<<<<

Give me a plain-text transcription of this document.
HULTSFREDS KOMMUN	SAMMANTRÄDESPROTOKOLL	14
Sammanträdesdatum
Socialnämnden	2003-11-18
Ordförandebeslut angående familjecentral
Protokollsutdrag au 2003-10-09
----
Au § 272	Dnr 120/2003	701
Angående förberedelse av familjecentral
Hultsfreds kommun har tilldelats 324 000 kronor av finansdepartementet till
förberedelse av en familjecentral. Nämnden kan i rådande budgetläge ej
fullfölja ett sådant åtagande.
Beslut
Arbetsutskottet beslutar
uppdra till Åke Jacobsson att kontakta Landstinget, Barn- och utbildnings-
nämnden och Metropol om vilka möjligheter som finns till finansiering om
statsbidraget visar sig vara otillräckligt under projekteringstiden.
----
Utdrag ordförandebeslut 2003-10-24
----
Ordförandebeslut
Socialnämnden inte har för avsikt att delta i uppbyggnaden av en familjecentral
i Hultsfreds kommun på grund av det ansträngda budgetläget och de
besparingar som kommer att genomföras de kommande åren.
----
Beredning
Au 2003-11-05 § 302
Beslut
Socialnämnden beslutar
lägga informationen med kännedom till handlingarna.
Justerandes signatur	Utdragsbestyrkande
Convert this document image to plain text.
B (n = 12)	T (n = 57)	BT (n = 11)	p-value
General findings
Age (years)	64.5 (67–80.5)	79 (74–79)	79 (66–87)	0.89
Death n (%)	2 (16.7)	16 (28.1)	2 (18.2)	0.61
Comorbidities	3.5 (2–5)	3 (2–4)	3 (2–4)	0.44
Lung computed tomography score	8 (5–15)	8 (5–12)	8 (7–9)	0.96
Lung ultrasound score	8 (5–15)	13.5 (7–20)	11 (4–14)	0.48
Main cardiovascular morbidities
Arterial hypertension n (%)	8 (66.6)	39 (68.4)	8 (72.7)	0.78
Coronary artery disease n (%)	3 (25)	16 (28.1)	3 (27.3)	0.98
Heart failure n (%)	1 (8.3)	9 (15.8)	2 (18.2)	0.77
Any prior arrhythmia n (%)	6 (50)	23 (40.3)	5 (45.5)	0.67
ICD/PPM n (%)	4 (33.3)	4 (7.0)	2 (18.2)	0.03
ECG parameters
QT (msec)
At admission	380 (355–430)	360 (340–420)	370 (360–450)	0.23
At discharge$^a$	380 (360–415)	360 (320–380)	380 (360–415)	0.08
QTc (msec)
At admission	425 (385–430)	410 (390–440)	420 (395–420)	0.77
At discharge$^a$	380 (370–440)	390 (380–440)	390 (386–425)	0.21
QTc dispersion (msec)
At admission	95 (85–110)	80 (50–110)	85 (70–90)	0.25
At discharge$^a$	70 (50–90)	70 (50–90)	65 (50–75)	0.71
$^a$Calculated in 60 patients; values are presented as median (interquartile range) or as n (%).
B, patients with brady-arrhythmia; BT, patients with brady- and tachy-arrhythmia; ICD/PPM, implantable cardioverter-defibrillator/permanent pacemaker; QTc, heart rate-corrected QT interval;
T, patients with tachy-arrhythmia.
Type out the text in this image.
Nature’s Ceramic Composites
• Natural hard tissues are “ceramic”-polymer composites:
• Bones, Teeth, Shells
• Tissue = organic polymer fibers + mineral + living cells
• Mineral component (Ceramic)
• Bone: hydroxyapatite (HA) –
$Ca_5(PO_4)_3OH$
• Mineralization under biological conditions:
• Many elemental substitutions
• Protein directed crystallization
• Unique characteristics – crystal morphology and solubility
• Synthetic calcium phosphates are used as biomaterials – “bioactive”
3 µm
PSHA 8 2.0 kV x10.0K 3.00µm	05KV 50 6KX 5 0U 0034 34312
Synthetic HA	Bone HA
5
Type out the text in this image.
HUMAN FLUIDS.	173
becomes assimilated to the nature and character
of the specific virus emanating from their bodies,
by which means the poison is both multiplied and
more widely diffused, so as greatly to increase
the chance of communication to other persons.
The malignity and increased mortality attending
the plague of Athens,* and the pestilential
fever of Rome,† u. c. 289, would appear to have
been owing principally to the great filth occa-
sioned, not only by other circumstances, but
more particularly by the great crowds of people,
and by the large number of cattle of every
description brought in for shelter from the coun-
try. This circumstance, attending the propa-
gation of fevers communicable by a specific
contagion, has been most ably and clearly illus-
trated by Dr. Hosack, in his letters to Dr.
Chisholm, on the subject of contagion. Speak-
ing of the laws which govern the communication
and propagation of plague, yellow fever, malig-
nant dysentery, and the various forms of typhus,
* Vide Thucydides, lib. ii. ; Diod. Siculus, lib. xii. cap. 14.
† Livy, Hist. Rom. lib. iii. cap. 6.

>>>>

DESCRIPTION OF THE TASK:
Word for word, output all of the material above.

OUTPUT OF THE EXERCISE:
Give me a plain-text transcription of this document.
HULTSFREDS KOMMUN	SAMMANTRÄDESPROTOKOLL	14
Sammanträdesdatum
Socialnämnden	2003-11-18
Ordförandebeslut angående familjecentral
Protokollsutdrag au 2003-10-09
----
Au § 272	Dnr 120/2003	701
Angående förberedelse av familjecentral
Hultsfreds kommun har tilldelats 324 000 kronor av finansdepartementet till
förberedelse av en familjecentral. Nämnden kan i rådande budgetläge ej
fullfölja ett sådant åtagande.
Beslut
Arbetsutskottet beslutar
uppdra till Åke Jacobsson att kontakta Landstinget, Barn- och utbildnings-
nämnden och Metropol om vilka möjligheter som finns till finansiering om
statsbidraget visar sig vara otillräckligt under projekteringstiden.
----
Utdrag ordförandebeslut 2003-10-24
----
Ordförandebeslut
Socialnämnden inte har för avsikt att delta i uppbyggnaden av en familjecentral
i Hultsfreds kommun på grund av det ansträngda budgetläget och de
besparingar som kommer att genomföras de kommande åren.
----
Beredning
Au 2003-11-05 § 302
Beslut
Socialnämnden beslutar
lägga informationen med kännedom till handlingarna.
Justerandes signatur	Utdragsbestyrkande
Convert this document image to plain text.
B (n = 12)	T (n = 57)	BT (n = 11)	p-value
General findings
Age (years)	64.5 (67–80.5)	79 (74–79)	79 (66–87)	0.89
Death n (%)	2 (16.7)	16 (28.1)	2 (18.2)	0.61
Comorbidities	3.5 (2–5)	3 (2–4)	3 (2–4)	0.44
Lung computed tomography score	8 (5–15)	8 (5–12)	8 (7–9)	0.96
Lung ultrasound score	8 (5–15)	13.5 (7–20)	11 (4–14)	0.48
Main cardiovascular morbidities
Arterial hypertension n (%)	8 (66.6)	39 (68.4)	8 (72.7)	0.78
Coronary artery disease n (%)	3 (25)	16 (28.1)	3 (27.3)	0.98
Heart failure n (%)	1 (8.3)	9 (15.8)	2 (18.2)	0.77
Any prior arrhythmia n (%)	6 (50)	23 (40.3)	5 (45.5)	0.67
ICD/PPM n (%)	4 (33.3)	4 (7.0)	2 (18.2)	0.03
ECG parameters
QT (msec)
At admission	380 (355–430)	360 (340–420)	370 (360–450)	0.23
At discharge$^a$	380 (360–415)	360 (320–380)	380 (360–415)	0.08
QTc (msec)
At admission	425 (385–430)	410 (390–440)	420 (395–420)	0.77
At discharge$^a$	380 (370–440)	390 (380–440)	390 (386–425)	0.21
QTc dispersion (msec)
At admission	95 (85–110)	80 (50–110)	85 (70–90)	0.25
At discharge$^a$	70 (50–90)	70 (50–90)	65 (50–75)	0.71
$^a$Calculated in 60 patients; values are presented as median (interquartile range) or as n (%).
B, patients with brady-arrhythmia; BT, patients with brady- and tachy-arrhythmia; ICD/PPM, implantable cardioverter-defibrillator/permanent pacemaker; QTc, heart rate-corrected QT interval;
T, patients with tachy-arrhythmia.
Type out the text in this image.
Nature’s Ceramic Composites
• Natural hard tissues are “ceramic”-polymer composites:
• Bones, Teeth, Shells
• Tissue = organic polymer fibers + mineral + living cells
• Mineral component (Ceramic)
• Bone: hydroxyapatite (HA) –
$Ca_5(PO_4)_3OH$
• Mineralization under biological conditions:
• Many elemental substitutions
• Protein directed crystallization
• Unique characteristics – crystal morphology and solubility
• Synthetic calcium phosphates are used as biomaterials – “bioactive”
3 µm
PSHA 8 2.0 kV x10.0K 3.00µm	05KV 50 6KX 5 0U 0034 34312
Synthetic HA	Bone HA
5
Type out the text in this image.
HUMAN FLUIDS.	173
becomes assimilated to the nature and character
of the specific virus emanating from their bodies,
by which means the poison is both multiplied and
more widely diffused, so as greatly to increase
the chance of communication to other persons.
The malignity and increased mortality attending
the plague of Athens,* and the pestilential
fever of Rome,† u. c. 289, would appear to have
been owing principally to the great filth occa-
sioned, not only by other circumstances, but
more particularly by the great crowds of people,
and by the large number of cattle of every
description brought in for shelter from the coun-
try. This circumstance, attending the propa-
gation of fevers communicable by a specific
contagion, has been most ably and clearly illus-
trated by Dr. Hosack, in his letters to Dr.
Chisholm, on the subject of contagion. Speak-
ing of the laws which govern the communication
and propagation of plague, yellow fever, malig-
nant dysentery, and the various forms of typhus,
* Vide Thucydides, lib. ii. ; Diod. Siculus, lib. xii. cap. 14.
† Livy, Hist. Rom. lib. iii. cap. 6.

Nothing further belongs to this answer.